→ **Instructions to follow**
Which lines in the records below contain the word "values"? Copy each one out.

→ **Available data**
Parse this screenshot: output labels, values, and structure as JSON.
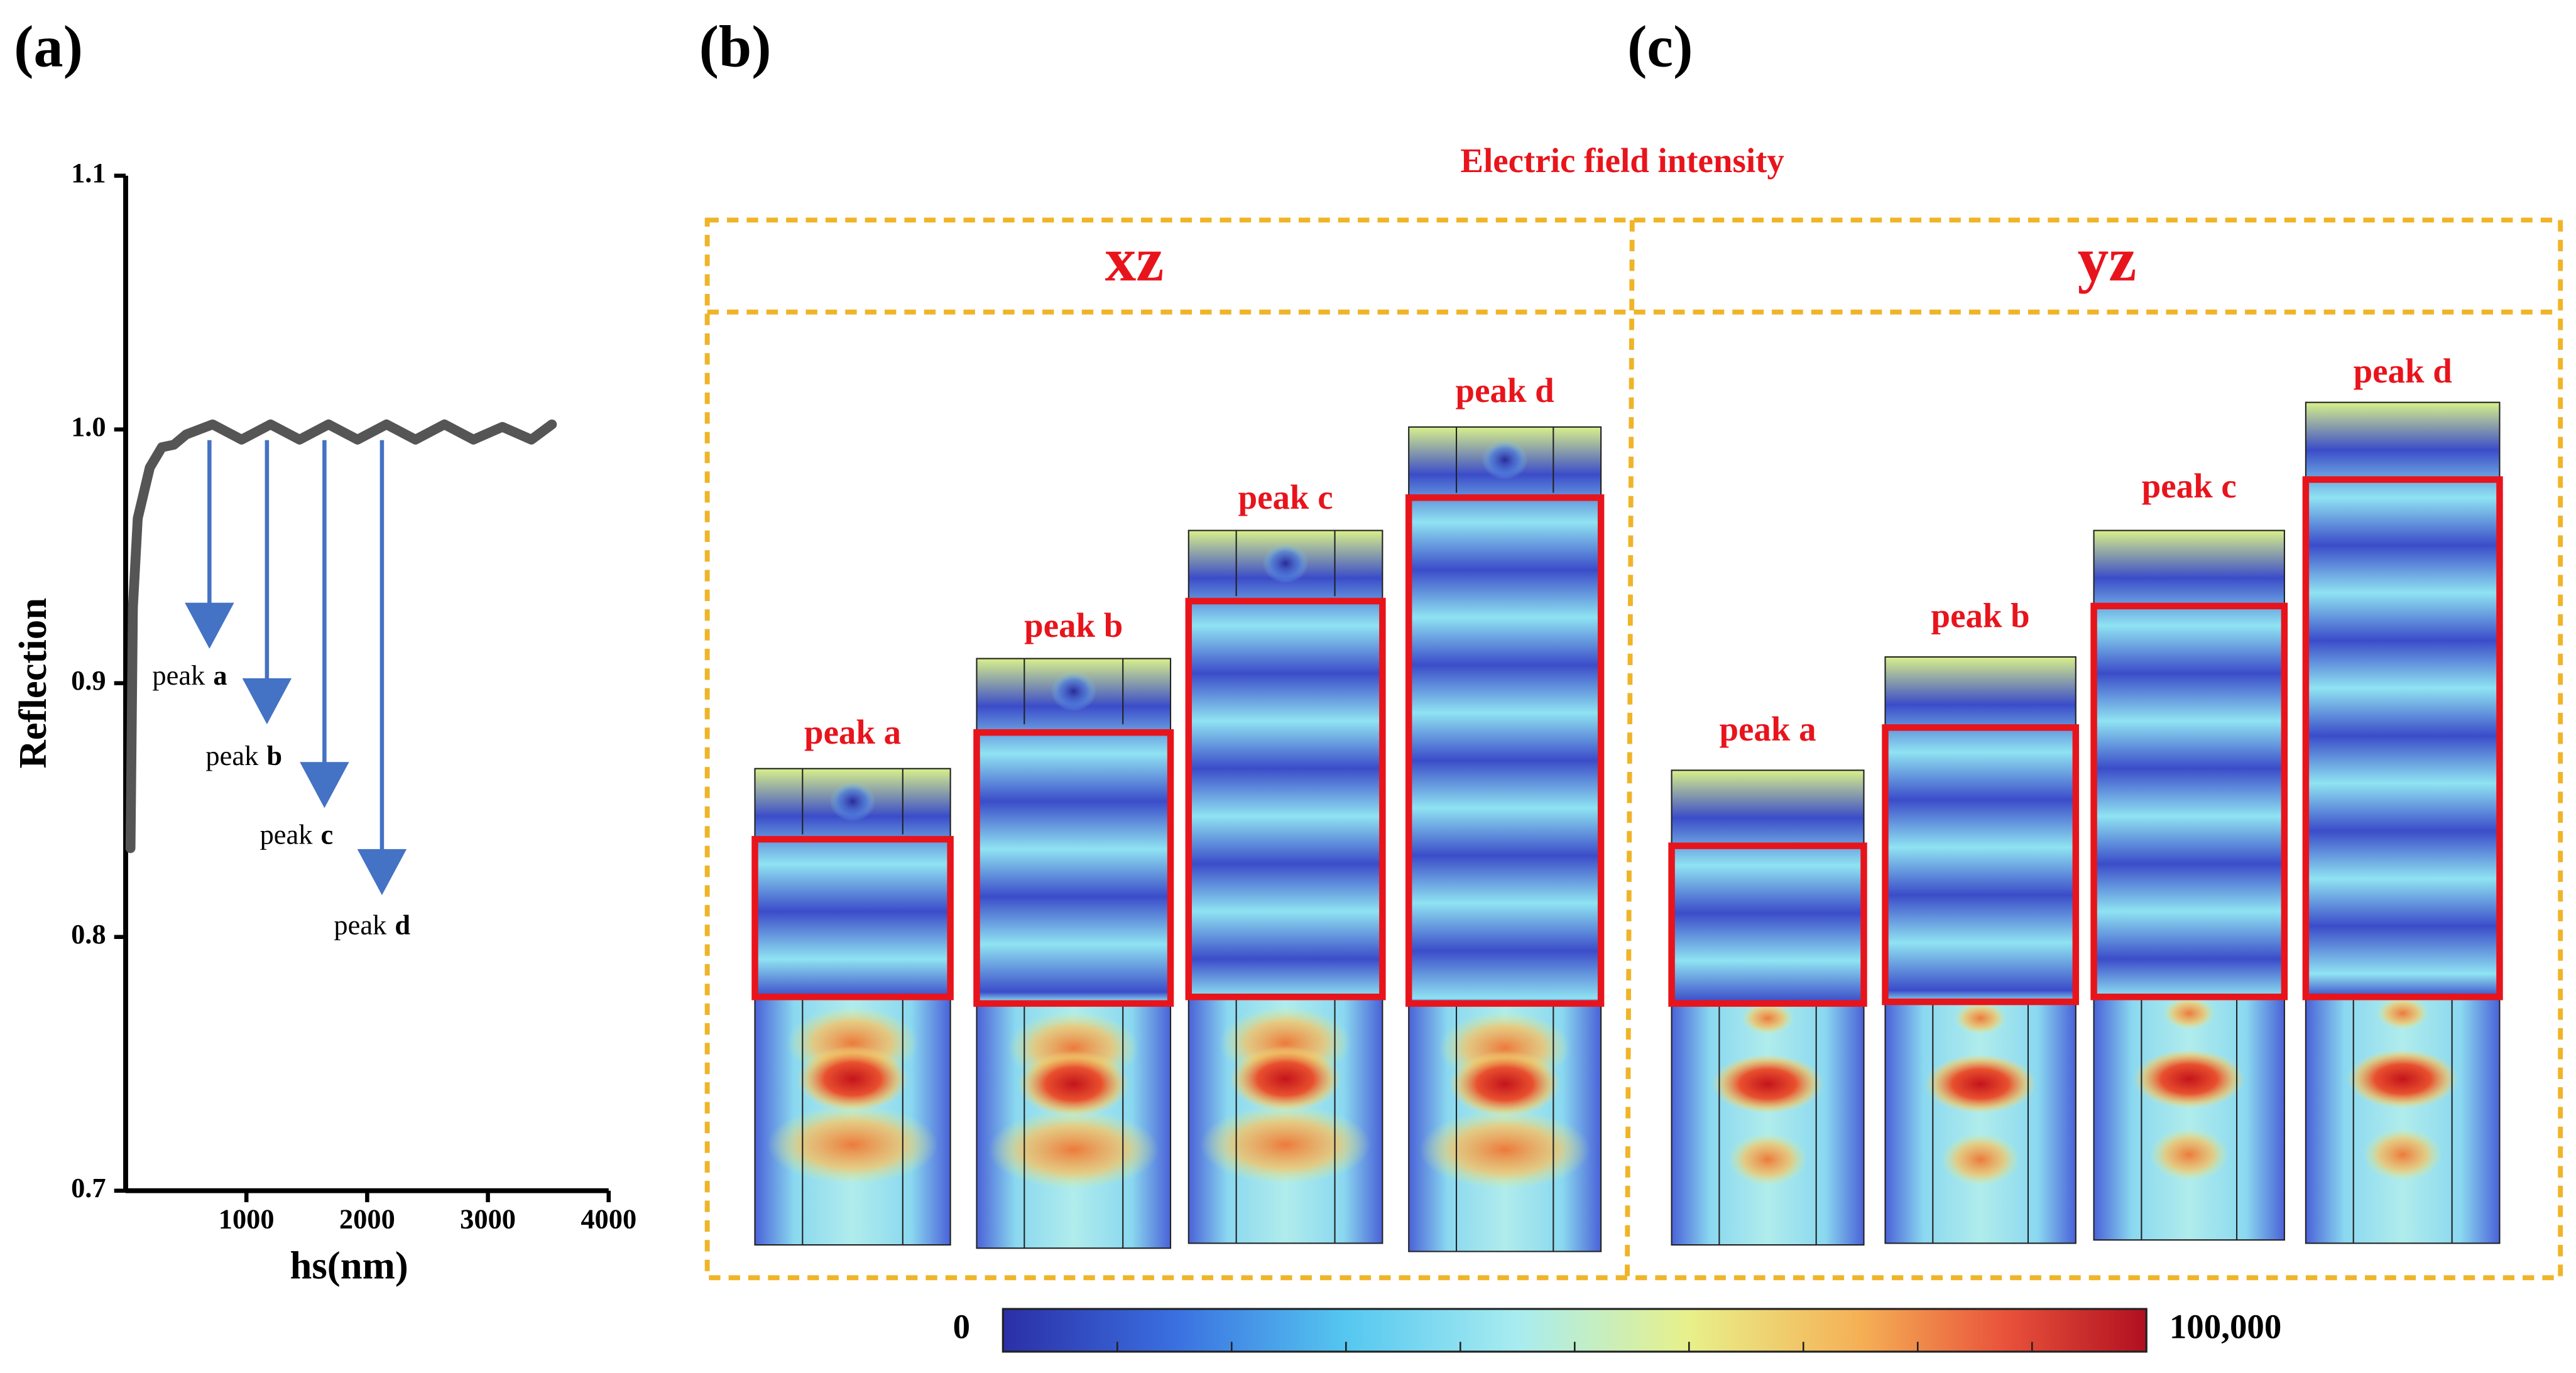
{
  "panel_labels": [
    "(a)",
    "(b)",
    "(c)"
  ],
  "chart_data": {
    "type": "line",
    "xlabel": "hs(nm)",
    "ylabel": "Reflection",
    "x": [
      40,
      60,
      100,
      200,
      300,
      400,
      500,
      720,
      960,
      1200,
      1440,
      1680,
      1920,
      2160,
      2400,
      2640,
      2880,
      3120,
      3360,
      3530
    ],
    "series": [
      {
        "color": "#555555",
        "values": [
          0.835,
          0.93,
          0.965,
          0.985,
          0.993,
          0.994,
          0.998,
          1.002,
          0.996,
          1.002,
          0.996,
          1.002,
          0.996,
          1.002,
          0.996,
          1.002,
          0.996,
          1.001,
          0.996,
          1.002
        ]
      }
    ],
    "xlim": [
      0,
      4000
    ],
    "xticks": [
      1000,
      2000,
      3000,
      4000
    ],
    "ylim": [
      0.7,
      1.1
    ],
    "yticks": [
      0.7,
      0.8,
      0.9,
      {
        "value": 1,
        "label": "1.0"
      },
      1.1
    ],
    "annotations": [
      {
        "text": "peak",
        "letter": "a"
      },
      {
        "text": "peak",
        "letter": "b"
      },
      {
        "text": "peak",
        "letter": "c"
      },
      {
        "text": "peak",
        "letter": "d"
      }
    ],
    "annotation_color": "#4472c4"
  },
  "field_maps": {
    "title": "Electric field intensity",
    "groups": [
      {
        "label": "xz",
        "peaks": [
          "peak a",
          "peak b",
          "peak c",
          "peak d"
        ]
      },
      {
        "label": "yz",
        "peaks": [
          "peak a",
          "peak b",
          "peak c",
          "peak d"
        ]
      }
    ],
    "colorbar": {
      "lim": [
        0,
        100000
      ],
      "ticks": [
        0,
        {
          "value": 100000,
          "label": "100,000"
        }
      ]
    }
  }
}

→ **Response to this task**
Parse this screenshot: output labels, values, and structure as JSON.
        "values": [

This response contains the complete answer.